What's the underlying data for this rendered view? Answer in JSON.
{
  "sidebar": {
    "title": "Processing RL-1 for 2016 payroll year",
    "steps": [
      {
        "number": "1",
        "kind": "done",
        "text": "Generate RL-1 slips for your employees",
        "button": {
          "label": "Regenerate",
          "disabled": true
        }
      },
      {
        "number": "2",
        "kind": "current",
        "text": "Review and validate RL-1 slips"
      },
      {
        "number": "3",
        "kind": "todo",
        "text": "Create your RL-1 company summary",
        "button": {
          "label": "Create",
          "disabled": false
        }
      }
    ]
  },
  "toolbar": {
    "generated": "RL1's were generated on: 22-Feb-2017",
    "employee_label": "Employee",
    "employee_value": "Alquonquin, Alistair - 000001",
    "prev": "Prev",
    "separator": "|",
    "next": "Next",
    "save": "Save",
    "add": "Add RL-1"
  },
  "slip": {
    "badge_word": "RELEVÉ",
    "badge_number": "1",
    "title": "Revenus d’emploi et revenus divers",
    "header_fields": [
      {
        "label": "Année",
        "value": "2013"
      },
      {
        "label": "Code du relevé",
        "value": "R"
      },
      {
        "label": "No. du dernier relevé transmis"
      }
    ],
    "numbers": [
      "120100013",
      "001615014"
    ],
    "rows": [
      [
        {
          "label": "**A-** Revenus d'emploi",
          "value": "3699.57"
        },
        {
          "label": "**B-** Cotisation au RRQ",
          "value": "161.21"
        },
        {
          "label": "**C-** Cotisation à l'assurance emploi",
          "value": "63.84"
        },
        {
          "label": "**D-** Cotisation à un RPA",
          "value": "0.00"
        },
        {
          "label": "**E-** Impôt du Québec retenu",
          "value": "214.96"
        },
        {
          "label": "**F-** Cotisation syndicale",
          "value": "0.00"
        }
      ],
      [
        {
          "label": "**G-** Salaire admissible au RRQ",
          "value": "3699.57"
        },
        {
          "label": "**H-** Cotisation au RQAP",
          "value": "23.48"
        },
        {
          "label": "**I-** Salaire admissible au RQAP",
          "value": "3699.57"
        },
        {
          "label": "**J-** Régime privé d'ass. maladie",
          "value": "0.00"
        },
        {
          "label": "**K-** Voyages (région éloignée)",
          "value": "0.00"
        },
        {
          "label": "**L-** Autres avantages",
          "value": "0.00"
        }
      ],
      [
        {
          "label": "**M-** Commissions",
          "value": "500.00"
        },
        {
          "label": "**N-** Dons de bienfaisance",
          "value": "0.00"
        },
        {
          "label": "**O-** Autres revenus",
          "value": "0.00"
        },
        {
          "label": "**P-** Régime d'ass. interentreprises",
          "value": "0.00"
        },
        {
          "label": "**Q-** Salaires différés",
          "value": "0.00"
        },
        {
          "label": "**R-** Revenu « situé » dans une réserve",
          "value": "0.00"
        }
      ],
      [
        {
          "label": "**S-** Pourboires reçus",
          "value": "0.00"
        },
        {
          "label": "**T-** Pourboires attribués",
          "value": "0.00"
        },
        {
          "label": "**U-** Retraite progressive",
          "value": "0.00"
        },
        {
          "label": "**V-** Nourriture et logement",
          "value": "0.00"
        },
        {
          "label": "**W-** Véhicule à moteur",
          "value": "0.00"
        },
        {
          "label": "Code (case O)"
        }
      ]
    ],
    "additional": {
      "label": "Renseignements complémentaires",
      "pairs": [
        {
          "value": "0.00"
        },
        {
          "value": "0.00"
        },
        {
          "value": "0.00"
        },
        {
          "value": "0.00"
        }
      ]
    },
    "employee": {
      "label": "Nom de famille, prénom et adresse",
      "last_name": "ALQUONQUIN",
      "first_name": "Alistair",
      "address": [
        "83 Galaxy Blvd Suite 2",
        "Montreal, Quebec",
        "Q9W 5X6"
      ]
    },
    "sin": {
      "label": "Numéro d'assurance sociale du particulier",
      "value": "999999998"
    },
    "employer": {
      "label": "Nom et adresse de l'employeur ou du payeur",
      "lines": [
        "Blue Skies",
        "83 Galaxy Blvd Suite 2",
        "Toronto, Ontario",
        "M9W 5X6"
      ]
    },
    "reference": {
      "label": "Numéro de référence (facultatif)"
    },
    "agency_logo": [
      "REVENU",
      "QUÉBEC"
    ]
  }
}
=======
> [Task]
Whenever "admissible" turns up in a line, pick that line out.

> [Solution for this task]
          "label": "**G-** Salaire admissible au RRQ",
          "label": "**I-** Salaire admissible au RQAP",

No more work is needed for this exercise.